Saved entries:
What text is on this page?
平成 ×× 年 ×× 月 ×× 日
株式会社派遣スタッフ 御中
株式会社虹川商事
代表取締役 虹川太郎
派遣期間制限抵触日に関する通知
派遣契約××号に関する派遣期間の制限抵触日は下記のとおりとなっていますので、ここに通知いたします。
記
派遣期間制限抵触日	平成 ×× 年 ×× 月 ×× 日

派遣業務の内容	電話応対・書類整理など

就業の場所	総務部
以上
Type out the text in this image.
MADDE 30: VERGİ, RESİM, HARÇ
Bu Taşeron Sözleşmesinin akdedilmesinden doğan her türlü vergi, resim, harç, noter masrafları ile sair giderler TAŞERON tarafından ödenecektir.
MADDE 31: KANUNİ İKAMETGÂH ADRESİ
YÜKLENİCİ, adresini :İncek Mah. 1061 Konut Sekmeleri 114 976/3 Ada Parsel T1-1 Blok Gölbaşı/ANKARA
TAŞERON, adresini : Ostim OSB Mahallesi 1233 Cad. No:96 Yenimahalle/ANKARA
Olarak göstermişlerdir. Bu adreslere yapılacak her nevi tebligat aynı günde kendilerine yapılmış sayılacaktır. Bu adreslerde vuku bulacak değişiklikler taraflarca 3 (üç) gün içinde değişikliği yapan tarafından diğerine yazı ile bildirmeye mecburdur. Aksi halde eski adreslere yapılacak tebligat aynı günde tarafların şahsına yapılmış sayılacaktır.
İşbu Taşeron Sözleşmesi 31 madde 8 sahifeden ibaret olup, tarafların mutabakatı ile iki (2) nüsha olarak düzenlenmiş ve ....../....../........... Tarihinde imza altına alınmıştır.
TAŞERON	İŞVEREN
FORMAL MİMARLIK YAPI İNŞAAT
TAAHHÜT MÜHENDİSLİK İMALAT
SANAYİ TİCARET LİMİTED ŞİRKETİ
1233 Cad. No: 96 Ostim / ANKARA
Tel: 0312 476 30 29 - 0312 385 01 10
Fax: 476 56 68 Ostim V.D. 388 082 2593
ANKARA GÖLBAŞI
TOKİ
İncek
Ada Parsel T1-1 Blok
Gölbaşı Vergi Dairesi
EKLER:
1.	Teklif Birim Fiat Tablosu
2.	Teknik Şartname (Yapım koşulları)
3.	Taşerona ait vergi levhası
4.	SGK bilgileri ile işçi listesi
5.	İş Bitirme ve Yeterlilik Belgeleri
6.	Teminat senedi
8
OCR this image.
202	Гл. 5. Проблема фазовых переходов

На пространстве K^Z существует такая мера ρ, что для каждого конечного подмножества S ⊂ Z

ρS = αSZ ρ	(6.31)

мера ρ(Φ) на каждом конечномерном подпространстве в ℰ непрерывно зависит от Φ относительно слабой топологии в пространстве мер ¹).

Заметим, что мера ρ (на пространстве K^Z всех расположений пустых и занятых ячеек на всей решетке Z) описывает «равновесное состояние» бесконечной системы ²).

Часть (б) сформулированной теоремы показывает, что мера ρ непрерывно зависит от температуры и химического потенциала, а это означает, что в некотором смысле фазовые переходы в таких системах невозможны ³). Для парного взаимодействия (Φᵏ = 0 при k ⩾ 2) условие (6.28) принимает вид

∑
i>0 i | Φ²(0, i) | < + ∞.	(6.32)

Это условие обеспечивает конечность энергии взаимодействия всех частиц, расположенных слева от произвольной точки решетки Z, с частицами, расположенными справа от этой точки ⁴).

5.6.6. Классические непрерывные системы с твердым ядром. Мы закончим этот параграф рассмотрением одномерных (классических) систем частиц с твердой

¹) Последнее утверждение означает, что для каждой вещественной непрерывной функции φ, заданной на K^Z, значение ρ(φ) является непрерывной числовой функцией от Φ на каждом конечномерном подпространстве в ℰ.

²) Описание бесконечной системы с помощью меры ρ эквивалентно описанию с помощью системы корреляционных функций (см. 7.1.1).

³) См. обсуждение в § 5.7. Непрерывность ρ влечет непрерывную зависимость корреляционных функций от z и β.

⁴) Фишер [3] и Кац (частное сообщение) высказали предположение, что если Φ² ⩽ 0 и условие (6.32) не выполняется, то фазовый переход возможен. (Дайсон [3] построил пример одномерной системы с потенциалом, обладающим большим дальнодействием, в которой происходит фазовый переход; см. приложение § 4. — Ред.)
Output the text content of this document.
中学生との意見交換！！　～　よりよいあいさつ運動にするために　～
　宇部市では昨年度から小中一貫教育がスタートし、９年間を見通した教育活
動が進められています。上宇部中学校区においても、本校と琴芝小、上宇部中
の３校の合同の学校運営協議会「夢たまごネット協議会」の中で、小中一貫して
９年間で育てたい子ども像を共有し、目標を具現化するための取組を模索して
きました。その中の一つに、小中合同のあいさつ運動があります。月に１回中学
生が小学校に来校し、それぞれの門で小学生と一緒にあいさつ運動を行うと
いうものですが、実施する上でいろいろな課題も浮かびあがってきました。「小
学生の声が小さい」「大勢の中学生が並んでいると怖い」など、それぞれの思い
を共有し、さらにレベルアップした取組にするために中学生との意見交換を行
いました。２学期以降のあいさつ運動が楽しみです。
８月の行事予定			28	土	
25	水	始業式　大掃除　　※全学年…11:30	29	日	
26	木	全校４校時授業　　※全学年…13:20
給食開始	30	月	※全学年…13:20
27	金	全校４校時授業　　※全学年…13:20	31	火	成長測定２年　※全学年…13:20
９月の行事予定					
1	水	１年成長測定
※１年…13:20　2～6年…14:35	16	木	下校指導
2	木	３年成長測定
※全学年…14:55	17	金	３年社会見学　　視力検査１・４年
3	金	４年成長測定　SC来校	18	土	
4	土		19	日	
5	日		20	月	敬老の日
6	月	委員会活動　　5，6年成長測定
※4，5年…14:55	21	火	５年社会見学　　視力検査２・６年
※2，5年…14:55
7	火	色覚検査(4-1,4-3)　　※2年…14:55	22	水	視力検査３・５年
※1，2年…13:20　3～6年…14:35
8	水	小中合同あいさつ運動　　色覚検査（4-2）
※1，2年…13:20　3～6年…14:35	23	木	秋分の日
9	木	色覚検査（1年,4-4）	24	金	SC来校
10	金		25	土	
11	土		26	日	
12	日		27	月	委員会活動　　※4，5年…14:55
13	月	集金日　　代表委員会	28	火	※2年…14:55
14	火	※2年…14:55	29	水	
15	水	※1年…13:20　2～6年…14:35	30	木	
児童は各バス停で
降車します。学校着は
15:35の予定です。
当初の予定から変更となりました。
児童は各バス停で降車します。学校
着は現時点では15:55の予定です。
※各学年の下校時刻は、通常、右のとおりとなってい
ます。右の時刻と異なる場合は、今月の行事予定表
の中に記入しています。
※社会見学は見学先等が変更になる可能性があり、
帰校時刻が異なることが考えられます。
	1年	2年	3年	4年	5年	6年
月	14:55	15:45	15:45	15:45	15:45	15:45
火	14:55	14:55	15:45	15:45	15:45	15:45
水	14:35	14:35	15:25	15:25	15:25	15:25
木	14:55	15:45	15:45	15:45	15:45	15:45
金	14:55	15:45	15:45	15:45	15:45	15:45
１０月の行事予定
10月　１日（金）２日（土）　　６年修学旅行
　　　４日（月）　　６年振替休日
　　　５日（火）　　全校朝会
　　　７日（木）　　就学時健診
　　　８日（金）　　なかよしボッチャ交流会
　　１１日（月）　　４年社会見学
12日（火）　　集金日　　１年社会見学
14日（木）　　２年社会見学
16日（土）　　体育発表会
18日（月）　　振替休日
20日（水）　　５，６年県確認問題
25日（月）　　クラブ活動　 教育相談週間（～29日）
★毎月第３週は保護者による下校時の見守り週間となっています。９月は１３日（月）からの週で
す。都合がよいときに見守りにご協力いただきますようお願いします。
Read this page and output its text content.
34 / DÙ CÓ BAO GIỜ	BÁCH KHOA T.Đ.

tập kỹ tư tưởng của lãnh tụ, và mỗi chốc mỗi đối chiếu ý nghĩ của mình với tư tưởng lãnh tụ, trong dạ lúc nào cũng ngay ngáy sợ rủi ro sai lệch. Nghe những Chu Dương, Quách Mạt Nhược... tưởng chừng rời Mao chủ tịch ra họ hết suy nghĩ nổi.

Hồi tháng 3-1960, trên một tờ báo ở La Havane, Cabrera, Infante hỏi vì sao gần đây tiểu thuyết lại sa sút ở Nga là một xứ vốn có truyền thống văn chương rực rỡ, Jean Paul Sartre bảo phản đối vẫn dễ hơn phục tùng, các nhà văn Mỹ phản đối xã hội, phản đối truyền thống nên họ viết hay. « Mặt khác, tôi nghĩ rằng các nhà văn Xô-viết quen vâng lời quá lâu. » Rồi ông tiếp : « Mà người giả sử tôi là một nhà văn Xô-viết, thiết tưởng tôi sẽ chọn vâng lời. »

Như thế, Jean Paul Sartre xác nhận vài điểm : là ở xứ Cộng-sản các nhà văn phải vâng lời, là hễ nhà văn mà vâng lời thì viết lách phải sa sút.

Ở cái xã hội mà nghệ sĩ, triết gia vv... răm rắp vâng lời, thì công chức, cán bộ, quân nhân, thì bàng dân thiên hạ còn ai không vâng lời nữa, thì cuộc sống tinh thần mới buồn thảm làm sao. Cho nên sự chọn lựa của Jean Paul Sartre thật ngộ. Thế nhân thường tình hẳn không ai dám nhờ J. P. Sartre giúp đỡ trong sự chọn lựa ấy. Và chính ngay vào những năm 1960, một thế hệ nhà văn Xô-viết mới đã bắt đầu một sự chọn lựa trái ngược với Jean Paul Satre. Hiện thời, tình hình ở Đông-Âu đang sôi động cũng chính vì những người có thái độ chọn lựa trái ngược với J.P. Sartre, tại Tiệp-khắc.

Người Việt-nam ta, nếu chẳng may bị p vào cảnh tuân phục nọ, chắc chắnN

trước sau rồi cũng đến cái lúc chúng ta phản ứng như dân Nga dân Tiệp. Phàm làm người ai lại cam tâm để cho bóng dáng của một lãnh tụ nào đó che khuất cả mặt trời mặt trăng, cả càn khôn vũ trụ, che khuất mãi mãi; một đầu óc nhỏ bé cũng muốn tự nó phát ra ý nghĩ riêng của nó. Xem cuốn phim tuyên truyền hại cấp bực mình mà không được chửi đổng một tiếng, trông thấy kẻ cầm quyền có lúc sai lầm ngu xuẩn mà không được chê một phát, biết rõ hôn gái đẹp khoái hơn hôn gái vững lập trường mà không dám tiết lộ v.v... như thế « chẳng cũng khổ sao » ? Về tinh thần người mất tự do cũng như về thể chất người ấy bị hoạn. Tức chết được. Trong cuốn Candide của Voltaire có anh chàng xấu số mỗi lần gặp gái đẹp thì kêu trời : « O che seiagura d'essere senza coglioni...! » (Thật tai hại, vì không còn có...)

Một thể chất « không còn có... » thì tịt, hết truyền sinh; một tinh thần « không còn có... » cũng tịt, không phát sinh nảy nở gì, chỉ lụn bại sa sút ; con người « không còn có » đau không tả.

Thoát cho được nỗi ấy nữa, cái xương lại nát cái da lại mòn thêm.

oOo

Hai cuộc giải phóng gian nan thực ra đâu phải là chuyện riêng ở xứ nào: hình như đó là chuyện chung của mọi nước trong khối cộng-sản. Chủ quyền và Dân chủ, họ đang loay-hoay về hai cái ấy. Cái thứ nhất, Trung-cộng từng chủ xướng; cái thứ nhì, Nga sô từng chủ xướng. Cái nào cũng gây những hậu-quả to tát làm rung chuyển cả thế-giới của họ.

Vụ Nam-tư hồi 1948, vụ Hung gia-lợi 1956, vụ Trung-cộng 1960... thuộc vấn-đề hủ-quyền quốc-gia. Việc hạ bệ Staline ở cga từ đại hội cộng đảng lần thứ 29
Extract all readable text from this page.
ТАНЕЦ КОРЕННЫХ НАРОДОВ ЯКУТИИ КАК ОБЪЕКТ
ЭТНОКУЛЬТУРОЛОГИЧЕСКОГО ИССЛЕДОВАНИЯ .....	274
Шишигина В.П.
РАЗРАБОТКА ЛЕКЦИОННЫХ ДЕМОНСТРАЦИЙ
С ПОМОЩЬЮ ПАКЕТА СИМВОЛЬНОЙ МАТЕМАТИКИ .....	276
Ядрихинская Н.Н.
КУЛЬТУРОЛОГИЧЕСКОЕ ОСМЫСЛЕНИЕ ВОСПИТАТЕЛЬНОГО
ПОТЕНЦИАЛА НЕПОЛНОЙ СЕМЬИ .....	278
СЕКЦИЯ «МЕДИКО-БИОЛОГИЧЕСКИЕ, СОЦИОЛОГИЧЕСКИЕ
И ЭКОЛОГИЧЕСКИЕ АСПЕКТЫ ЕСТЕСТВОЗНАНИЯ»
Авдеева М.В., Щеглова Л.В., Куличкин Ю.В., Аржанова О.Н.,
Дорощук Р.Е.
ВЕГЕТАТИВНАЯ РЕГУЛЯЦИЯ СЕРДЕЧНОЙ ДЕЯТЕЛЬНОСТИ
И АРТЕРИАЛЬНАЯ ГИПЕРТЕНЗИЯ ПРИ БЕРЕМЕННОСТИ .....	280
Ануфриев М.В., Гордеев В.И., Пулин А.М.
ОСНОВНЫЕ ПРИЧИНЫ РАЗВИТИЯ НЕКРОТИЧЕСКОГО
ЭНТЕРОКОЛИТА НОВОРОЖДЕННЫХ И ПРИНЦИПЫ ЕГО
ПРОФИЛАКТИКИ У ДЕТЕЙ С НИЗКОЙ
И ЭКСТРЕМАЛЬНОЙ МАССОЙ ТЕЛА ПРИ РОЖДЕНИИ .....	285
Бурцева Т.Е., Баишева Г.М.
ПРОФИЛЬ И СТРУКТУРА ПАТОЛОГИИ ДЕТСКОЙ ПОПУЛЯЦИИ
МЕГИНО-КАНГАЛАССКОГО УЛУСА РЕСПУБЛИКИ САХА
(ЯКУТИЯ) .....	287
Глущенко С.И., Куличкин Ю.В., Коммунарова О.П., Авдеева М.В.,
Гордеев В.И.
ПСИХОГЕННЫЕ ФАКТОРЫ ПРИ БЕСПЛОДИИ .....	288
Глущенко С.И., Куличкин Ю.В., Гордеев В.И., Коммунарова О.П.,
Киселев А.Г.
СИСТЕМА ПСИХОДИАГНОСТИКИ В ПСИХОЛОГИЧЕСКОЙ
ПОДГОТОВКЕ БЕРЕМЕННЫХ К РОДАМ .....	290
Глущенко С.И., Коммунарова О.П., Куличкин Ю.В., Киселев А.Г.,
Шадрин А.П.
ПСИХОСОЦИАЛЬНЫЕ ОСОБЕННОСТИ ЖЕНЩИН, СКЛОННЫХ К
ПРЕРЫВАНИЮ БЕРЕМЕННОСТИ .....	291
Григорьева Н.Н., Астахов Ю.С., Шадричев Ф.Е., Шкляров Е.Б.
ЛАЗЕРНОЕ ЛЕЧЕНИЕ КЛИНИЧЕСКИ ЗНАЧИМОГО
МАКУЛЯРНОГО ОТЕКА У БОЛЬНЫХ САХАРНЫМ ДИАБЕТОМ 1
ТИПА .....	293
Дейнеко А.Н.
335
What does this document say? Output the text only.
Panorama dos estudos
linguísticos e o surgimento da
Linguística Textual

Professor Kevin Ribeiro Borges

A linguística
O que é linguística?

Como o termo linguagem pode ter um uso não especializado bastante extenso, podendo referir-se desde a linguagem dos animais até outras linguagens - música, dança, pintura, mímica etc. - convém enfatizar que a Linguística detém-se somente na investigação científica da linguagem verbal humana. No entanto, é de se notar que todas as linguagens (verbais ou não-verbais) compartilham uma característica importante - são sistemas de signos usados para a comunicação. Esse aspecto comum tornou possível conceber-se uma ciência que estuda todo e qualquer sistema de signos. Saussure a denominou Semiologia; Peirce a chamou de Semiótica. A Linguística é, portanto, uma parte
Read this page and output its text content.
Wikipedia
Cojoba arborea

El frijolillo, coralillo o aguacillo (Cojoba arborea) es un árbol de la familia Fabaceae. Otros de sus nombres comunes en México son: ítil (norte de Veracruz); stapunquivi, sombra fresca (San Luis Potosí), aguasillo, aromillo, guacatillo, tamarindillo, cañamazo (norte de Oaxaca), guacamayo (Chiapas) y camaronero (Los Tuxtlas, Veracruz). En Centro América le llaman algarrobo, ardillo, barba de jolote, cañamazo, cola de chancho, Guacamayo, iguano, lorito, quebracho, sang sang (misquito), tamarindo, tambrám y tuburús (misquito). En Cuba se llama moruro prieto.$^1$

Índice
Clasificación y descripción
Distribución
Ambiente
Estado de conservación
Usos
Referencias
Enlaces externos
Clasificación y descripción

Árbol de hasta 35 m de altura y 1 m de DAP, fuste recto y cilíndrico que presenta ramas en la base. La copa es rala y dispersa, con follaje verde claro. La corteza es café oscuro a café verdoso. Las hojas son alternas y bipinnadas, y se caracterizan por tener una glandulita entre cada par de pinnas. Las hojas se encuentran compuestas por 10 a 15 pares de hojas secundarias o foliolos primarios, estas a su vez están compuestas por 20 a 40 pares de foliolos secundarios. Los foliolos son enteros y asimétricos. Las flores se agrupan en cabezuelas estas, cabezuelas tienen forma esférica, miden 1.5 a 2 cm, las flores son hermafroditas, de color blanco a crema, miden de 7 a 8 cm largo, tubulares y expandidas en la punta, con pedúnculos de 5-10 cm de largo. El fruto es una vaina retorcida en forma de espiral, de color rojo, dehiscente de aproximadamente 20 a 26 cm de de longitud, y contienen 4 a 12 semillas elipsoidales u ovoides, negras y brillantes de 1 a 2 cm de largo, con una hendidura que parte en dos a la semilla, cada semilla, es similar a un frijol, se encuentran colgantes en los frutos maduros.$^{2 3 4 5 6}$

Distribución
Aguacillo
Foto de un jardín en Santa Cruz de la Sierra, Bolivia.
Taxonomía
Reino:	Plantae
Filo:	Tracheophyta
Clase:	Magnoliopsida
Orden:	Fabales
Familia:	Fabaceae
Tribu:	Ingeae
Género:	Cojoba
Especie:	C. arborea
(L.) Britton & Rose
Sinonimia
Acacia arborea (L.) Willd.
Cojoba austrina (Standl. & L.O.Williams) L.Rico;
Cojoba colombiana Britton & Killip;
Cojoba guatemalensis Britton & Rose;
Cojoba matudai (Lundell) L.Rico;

SET PROBLEM:
The word "Авдеева" appears in how many lines of the data? Answer with only the number.

COMPLETE OUTPUT:
2